WORK INSTRUCTIONS
Look through the entries below and report how many lines hold the string "name". Only the number is wanted.

━━━━━ DATA SHOWN ━━━━━

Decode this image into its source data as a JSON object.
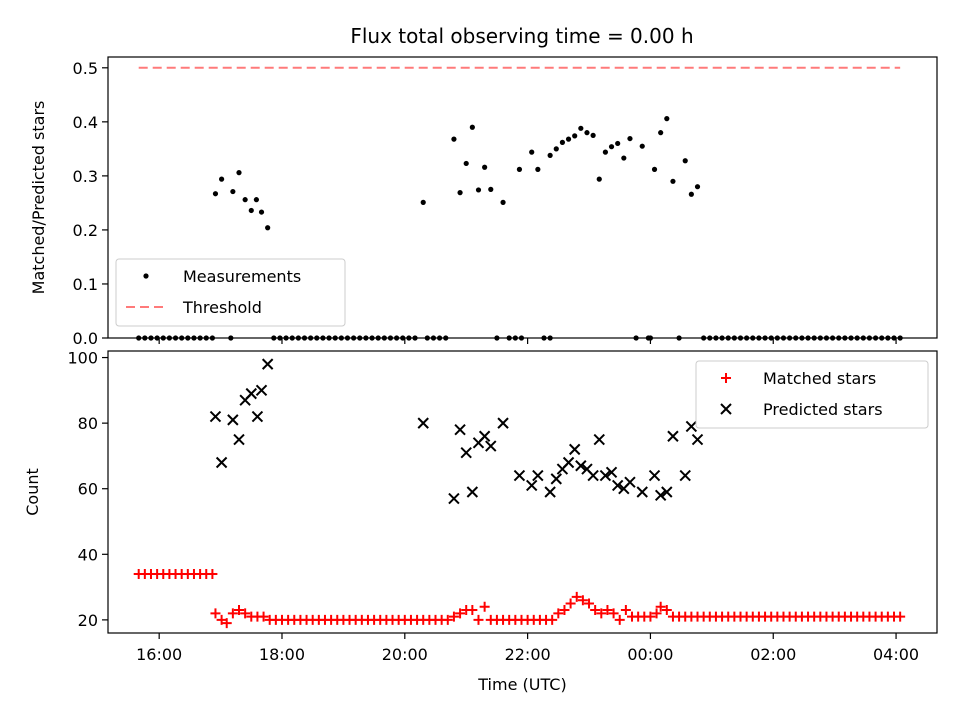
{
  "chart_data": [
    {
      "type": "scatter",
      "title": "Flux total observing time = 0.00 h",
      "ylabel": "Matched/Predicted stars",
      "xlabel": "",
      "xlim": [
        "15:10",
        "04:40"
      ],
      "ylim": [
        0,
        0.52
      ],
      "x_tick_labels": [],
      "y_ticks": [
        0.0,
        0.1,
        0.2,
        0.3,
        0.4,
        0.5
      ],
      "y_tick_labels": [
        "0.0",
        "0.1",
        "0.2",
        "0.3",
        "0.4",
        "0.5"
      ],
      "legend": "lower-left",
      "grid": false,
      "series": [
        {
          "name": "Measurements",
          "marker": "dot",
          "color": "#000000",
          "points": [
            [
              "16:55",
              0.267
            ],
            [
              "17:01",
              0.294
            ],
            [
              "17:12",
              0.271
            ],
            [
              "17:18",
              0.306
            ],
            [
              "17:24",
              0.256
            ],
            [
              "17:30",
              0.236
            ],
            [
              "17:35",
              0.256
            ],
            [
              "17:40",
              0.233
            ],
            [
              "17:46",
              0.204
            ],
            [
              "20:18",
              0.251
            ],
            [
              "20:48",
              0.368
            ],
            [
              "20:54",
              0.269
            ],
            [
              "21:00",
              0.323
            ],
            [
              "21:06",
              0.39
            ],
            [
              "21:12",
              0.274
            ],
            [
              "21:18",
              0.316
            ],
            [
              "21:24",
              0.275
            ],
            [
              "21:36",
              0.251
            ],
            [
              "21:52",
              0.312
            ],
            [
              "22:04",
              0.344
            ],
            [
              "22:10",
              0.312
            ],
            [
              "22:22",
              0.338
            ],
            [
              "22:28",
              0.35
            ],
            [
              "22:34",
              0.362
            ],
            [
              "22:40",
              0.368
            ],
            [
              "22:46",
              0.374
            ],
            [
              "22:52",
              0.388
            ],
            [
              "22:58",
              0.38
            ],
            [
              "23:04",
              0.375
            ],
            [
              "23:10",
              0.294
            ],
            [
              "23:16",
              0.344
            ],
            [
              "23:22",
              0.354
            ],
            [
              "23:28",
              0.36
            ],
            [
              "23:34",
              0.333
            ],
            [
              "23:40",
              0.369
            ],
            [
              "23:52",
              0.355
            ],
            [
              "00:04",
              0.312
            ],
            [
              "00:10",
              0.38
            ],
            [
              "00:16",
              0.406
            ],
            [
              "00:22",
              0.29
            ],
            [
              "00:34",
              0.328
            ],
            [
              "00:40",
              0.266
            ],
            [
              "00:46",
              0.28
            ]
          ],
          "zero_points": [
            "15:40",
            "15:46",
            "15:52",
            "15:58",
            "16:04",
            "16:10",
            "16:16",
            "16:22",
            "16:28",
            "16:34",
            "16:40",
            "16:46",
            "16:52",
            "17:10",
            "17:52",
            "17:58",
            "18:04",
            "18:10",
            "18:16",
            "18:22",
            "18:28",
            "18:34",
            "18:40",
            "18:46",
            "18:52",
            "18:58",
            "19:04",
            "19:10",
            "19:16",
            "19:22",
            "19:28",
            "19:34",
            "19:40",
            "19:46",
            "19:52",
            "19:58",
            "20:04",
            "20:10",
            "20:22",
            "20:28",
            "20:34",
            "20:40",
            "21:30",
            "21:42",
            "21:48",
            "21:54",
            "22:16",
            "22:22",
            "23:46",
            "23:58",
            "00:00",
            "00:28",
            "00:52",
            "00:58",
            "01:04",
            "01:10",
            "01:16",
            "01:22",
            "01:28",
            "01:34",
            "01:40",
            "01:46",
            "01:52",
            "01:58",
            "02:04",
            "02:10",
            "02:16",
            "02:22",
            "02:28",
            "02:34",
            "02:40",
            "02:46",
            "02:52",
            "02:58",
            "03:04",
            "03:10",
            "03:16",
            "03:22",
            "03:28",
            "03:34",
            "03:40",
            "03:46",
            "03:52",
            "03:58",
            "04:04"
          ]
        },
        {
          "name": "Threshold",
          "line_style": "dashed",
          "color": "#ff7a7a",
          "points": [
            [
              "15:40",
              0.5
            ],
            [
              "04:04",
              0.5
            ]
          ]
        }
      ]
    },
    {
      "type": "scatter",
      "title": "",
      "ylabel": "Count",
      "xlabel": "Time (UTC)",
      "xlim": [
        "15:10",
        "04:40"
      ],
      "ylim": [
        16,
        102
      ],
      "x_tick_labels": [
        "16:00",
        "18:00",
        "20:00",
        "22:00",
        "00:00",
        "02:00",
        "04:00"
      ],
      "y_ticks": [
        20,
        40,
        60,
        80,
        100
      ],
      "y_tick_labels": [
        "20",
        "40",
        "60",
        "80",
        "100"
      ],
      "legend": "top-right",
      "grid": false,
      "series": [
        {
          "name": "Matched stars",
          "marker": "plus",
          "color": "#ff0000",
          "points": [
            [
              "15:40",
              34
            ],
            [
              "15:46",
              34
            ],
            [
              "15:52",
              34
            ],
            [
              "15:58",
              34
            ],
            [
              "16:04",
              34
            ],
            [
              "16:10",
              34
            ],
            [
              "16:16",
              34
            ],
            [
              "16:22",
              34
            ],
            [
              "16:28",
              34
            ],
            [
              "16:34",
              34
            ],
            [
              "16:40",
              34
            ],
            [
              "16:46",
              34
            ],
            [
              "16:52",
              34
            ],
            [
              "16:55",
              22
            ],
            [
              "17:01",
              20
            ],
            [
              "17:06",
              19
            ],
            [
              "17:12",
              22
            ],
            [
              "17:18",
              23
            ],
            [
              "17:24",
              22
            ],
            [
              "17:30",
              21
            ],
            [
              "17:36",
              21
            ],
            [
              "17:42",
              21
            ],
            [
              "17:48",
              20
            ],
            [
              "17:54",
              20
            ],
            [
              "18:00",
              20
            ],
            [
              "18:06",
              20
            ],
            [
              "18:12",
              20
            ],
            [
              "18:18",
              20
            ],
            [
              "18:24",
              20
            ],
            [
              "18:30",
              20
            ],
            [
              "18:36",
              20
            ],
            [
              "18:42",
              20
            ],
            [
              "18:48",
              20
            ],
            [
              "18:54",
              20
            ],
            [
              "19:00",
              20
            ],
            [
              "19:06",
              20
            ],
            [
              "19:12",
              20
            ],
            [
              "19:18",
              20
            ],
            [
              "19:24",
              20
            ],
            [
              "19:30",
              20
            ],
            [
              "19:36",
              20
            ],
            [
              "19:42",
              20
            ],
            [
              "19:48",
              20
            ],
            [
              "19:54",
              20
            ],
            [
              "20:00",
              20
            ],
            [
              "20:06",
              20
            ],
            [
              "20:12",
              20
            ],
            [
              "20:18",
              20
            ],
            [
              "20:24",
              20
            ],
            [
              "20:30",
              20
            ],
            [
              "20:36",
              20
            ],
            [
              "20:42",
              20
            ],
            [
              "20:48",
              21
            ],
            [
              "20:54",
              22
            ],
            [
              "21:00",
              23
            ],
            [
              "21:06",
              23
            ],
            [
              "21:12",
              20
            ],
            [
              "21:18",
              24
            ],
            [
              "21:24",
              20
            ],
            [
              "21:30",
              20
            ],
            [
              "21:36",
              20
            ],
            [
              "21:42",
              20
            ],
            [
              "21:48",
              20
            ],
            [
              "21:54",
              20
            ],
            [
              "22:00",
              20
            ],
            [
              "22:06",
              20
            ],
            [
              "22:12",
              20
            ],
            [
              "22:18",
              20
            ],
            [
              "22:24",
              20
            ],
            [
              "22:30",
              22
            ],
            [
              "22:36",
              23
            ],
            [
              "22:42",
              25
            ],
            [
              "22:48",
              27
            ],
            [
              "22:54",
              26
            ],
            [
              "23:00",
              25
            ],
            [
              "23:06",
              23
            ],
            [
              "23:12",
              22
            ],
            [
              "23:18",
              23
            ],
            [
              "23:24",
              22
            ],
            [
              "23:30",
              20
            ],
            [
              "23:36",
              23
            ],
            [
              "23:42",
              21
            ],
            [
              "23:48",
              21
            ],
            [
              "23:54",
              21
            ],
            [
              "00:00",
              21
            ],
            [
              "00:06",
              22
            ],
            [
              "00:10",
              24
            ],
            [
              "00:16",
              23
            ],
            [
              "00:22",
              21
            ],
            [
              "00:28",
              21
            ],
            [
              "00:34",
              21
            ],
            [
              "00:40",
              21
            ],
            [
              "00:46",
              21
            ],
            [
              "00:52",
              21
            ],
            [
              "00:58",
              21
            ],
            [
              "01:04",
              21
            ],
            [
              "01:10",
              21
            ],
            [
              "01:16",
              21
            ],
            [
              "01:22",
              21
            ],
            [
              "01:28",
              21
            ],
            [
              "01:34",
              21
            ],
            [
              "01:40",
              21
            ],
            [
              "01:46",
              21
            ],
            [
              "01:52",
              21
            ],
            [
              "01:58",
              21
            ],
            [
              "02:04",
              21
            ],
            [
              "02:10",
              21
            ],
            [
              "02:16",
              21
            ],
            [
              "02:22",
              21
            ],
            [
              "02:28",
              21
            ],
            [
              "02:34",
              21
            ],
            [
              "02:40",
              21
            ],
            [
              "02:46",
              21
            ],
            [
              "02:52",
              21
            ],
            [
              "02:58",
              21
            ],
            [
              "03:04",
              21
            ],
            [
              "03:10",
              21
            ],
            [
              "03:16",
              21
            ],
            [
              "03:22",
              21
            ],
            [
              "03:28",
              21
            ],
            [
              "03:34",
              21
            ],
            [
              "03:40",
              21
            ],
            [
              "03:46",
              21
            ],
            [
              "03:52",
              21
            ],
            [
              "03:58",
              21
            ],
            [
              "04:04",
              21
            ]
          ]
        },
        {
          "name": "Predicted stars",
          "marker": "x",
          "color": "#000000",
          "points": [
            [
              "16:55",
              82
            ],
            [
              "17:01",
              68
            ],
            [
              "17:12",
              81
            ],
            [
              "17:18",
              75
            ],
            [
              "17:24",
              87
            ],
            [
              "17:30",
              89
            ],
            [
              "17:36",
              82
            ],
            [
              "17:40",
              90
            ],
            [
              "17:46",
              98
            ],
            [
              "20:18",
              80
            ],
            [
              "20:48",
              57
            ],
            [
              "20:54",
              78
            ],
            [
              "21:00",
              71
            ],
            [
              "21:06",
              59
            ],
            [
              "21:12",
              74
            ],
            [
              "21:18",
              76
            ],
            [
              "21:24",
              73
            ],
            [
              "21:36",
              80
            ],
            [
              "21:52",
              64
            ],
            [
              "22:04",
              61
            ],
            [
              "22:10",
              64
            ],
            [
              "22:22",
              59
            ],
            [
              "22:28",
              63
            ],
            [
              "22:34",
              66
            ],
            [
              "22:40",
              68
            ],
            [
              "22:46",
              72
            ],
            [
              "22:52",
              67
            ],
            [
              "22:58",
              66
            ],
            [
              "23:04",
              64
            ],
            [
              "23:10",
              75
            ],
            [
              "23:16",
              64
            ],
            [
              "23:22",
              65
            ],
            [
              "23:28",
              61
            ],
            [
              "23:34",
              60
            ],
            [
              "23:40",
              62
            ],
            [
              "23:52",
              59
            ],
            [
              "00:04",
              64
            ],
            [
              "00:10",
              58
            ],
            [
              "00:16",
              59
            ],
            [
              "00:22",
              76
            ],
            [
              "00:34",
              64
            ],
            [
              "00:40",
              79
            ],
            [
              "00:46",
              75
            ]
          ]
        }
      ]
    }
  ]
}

━━━━━

RESULT BELOW
4